**WRITTEN TASK:** Revise the lines starting at the one containing "vyakhya-label: व्याख्या xyxy=(58,1118,142,1156)" and stopping after the one containing "commentary-line xyxy=(58,1725,1442,1776)", so that "इत्यमरः" is replaced by "इति अमरः" and all else remains unchanged. Give only those lines.
──────── INPUT RECORDS ────────
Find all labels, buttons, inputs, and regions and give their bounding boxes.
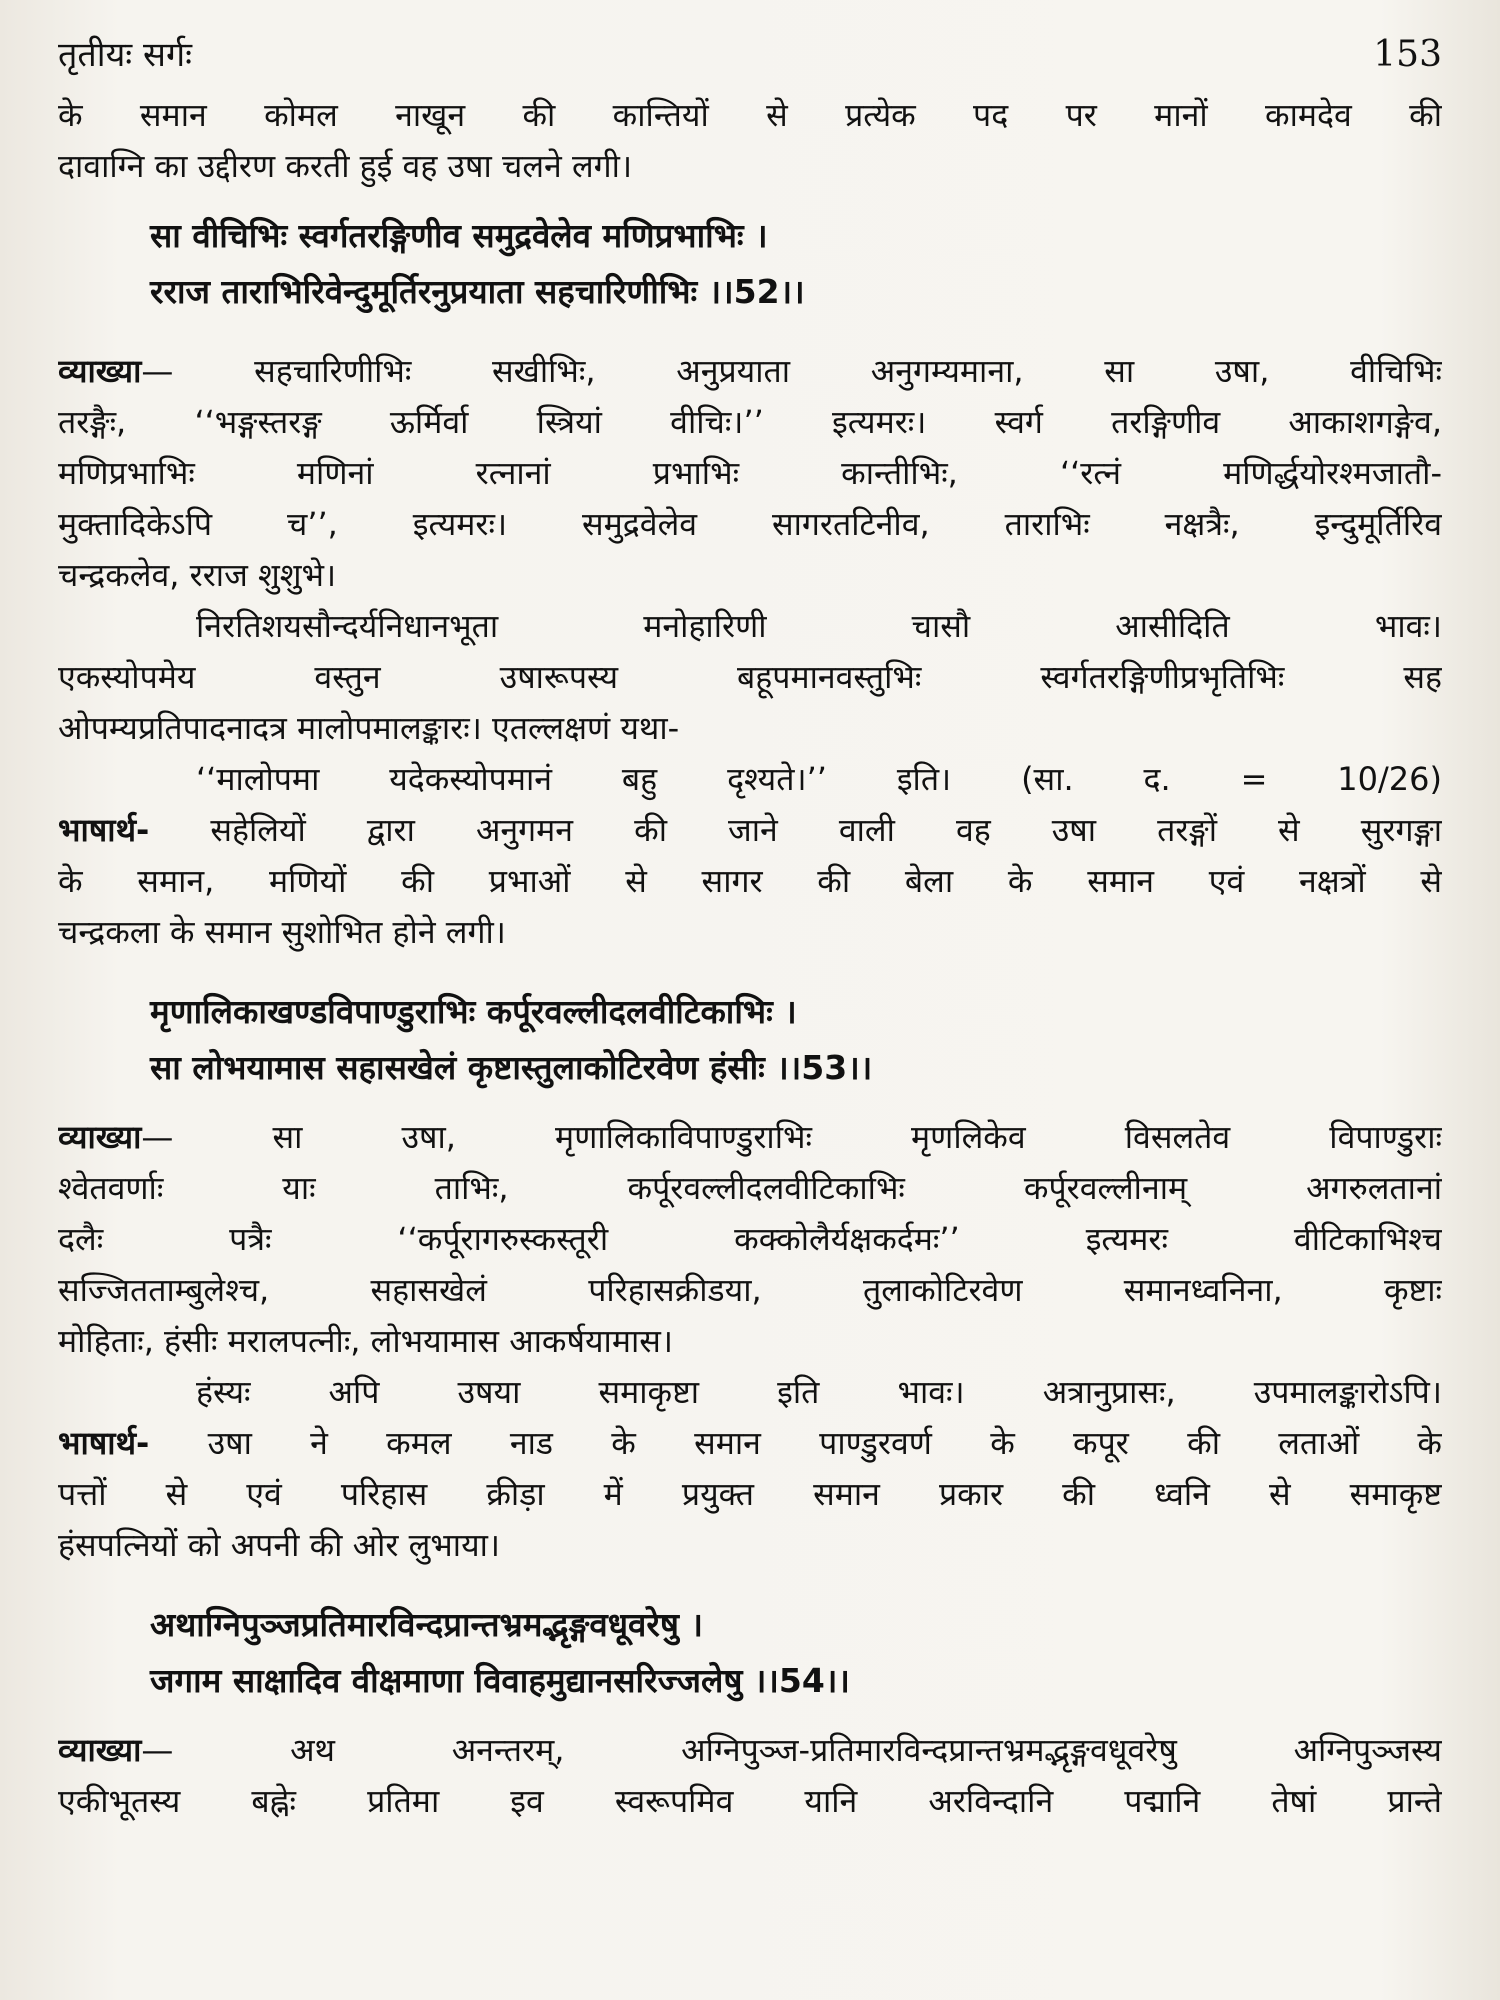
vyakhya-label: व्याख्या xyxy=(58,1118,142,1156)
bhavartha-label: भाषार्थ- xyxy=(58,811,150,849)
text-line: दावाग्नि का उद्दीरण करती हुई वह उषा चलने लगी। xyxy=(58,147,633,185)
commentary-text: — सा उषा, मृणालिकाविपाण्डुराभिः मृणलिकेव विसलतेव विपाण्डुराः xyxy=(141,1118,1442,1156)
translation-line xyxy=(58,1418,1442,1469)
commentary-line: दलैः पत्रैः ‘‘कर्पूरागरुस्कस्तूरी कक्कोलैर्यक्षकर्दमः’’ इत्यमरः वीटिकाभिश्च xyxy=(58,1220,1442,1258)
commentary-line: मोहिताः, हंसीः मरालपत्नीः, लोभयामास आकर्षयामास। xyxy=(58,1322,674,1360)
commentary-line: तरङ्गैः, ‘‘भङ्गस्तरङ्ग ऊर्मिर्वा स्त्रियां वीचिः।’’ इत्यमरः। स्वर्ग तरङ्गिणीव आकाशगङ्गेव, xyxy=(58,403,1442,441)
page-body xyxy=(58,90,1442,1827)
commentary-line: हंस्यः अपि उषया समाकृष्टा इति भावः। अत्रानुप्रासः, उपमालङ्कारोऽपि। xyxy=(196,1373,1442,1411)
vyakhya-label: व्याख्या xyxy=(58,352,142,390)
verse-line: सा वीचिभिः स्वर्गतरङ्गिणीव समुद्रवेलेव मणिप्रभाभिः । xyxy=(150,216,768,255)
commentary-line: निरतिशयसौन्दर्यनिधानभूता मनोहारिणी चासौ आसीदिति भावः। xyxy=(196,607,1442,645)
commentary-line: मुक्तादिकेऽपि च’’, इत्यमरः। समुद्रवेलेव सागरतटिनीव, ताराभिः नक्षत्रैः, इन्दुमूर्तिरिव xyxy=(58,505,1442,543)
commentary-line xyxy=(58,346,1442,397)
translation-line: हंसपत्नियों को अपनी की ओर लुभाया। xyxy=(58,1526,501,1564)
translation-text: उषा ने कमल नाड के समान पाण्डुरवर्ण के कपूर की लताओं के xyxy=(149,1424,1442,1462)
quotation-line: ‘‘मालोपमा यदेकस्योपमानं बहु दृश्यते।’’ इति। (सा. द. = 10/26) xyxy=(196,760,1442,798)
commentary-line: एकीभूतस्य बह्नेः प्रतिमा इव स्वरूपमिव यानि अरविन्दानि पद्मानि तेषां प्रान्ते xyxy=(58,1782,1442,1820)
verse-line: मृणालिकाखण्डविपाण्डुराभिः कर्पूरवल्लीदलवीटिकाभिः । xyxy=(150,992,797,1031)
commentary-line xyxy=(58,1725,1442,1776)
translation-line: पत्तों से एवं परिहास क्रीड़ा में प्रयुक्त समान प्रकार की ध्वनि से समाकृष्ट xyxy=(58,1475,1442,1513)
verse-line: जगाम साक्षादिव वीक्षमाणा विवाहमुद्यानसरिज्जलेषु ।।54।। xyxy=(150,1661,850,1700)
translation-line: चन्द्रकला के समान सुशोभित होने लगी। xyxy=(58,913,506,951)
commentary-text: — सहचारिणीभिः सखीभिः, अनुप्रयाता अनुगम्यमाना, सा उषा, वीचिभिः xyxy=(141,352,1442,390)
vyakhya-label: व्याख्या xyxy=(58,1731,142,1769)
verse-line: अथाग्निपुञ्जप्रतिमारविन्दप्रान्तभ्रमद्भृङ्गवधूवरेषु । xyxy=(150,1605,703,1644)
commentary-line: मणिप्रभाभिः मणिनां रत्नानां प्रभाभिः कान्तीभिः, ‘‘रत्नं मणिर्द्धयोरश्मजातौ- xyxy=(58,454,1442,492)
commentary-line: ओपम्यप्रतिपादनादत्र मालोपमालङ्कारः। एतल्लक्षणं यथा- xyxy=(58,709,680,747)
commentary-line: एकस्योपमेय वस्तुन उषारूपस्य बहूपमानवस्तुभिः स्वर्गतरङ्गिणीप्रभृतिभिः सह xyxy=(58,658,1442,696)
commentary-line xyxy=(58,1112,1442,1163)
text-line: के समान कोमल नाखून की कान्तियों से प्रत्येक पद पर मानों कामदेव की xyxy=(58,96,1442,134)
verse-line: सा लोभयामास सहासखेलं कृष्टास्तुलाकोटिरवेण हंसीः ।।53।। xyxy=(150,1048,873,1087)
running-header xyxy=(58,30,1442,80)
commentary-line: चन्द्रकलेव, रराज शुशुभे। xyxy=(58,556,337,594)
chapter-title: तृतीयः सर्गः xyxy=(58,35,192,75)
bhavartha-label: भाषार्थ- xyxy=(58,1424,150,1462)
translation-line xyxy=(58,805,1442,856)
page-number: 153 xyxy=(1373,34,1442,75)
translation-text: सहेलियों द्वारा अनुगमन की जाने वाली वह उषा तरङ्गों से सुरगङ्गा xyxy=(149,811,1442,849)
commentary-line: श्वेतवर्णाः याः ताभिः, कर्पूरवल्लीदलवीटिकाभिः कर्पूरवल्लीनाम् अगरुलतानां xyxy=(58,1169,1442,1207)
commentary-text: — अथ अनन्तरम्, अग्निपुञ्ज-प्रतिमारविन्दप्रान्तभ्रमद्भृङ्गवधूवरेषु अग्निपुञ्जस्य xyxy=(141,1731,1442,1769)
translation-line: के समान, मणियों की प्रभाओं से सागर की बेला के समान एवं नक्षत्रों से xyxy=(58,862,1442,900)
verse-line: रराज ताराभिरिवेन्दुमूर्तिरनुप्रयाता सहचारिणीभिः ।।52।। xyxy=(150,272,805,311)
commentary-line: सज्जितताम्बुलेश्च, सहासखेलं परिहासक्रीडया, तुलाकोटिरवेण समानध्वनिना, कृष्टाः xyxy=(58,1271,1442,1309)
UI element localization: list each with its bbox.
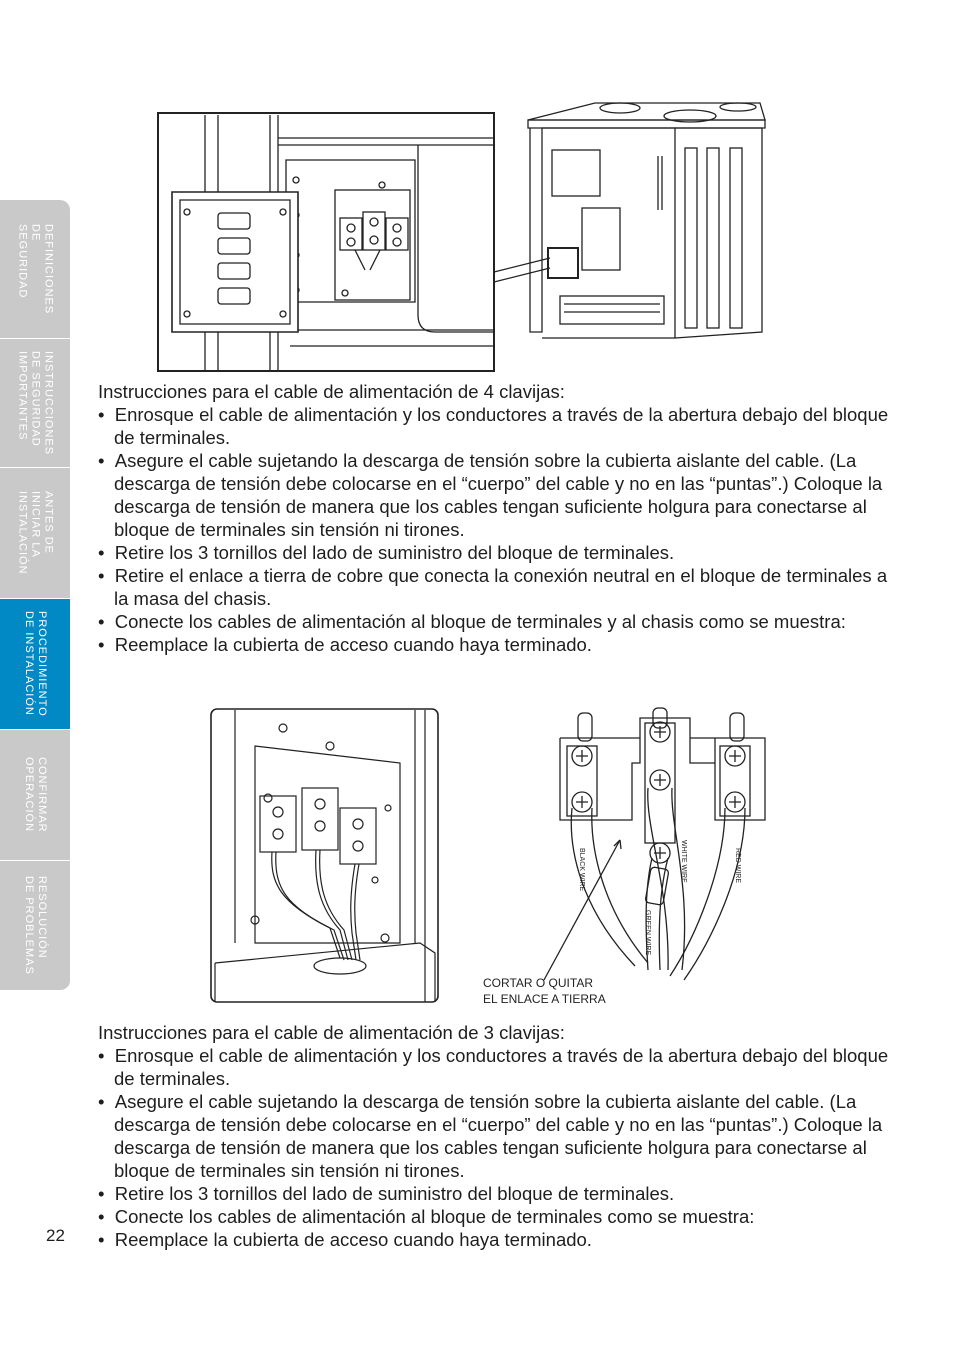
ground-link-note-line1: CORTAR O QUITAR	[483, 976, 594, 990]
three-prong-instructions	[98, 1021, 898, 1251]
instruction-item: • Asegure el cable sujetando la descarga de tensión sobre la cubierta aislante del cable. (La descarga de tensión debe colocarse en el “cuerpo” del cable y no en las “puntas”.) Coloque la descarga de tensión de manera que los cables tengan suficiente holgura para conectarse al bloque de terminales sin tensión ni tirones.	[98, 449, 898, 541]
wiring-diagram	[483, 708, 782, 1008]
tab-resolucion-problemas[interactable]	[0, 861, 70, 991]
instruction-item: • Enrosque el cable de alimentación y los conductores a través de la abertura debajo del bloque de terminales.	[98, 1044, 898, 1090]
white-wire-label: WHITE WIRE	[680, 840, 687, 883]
────────
**RESULT:**
vyakhya-label: व्याख्या xyxy=(58,1118,142,1156)
bhavartha-label: भाषार्थ- xyxy=(58,811,150,849)
text-line: दावाग्नि का उद्दीरण करती हुई वह उषा चलने लगी। xyxy=(58,147,633,185)
commentary-text: — सा उषा, मृणालिकाविपाण्डुराभिः मृणलिकेव विसलतेव विपाण्डुराः xyxy=(141,1118,1442,1156)
translation-line xyxy=(58,1418,1442,1469)
commentary-line: दलैः पत्रैः ‘‘कर्पूरागरुस्कस्तूरी कक्कोलैर्यक्षकर्दमः’’ इति अमरः वीटिकाभिश्च xyxy=(58,1220,1442,1258)
commentary-line: मोहिताः, हंसीः मरालपत्नीः, लोभयामास आकर्षयामास। xyxy=(58,1322,674,1360)
commentary-line: तरङ्गैः, ‘‘भङ्गस्तरङ्ग ऊर्मिर्वा स्त्रियां वीचिः।’’ इति अमरः। स्वर्ग तरङ्गिणीव आकाशगङ्गेव, xyxy=(58,403,1442,441)
page-body xyxy=(58,90,1442,1827)
commentary-line: हंस्यः अपि उषया समाकृष्टा इति भावः। अत्रानुप्रासः, उपमालङ्कारोऽपि। xyxy=(196,1373,1442,1411)
vyakhya-label: व्याख्या xyxy=(58,352,142,390)
verse-line: सा वीचिभिः स्वर्गतरङ्गिणीव समुद्रवेलेव मणिप्रभाभिः । xyxy=(150,216,768,255)
commentary-line: निरतिशयसौन्दर्यनिधानभूता मनोहारिणी चासौ आसीदिति भावः। xyxy=(196,607,1442,645)
commentary-line: मुक्तादिकेऽपि च’’, इति अमरः। समुद्रवेलेव सागरतटिनीव, ताराभिः नक्षत्रैः, इन्दुमूर्तिरिव xyxy=(58,505,1442,543)
commentary-line xyxy=(58,346,1442,397)
translation-line: हंसपत्नियों को अपनी की ओर लुभाया। xyxy=(58,1526,501,1564)
translation-text: उषा ने कमल नाड के समान पाण्डुरवर्ण के कपूर की लताओं के xyxy=(149,1424,1442,1462)
quotation-line: ‘‘मालोपमा यदेकस्योपमानं बहु दृश्यते।’’ इति। (सा. द. = 10/26) xyxy=(196,760,1442,798)
commentary-line: एकीभूतस्य बह्नेः प्रतिमा इव स्वरूपमिव यानि अरविन्दानि पद्मानि तेषां प्रान्ते xyxy=(58,1782,1442,1820)
verse-line: मृणालिकाखण्डविपाण्डुराभिः कर्पूरवल्लीदलवीटिकाभिः । xyxy=(150,992,797,1031)
commentary-line xyxy=(58,1725,1442,1776)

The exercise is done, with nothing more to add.